### EXERCISE DESCRIPTION
Extract the text of each entry below exactly, leaving every image behind.

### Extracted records
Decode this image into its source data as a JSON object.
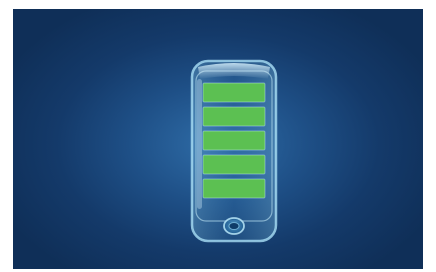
{
  "battery": {
    "bars_filled": 5,
    "bars_total": 5,
    "level": 1.0,
    "bar_color": "#5cc052",
    "icon": "battery-full-icon"
  },
  "colors": {
    "background_center": "#2f6da8",
    "background_edge": "#0f2f58",
    "glass_outline": "#9fd8f0"
  }
}
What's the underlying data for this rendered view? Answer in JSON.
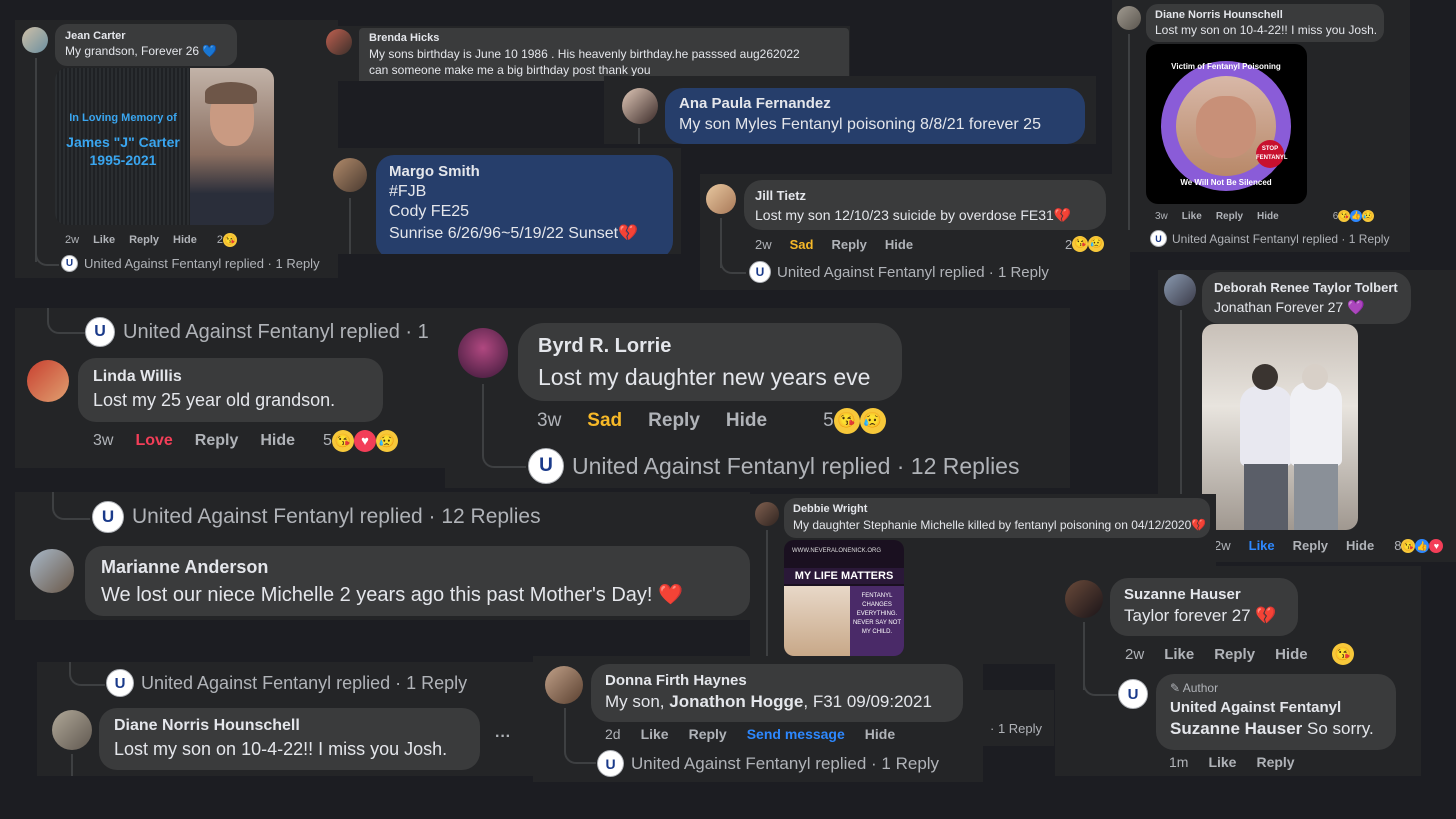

### WRITTEN REPLY
Decode this image into its source data as a JSON object.
{
  "battery": {
    "bars_filled": 5,
    "bars_total": 5,
    "level": 1.0,
    "bar_color": "#5cc052",
    "icon": "battery-full-icon"
  },
  "colors": {
    "background_center": "#2f6da8",
    "background_edge": "#0f2f58",
    "glass_outline": "#9fd8f0"
  }
}
What's the underlying data for this rendered view? Answer in JSON.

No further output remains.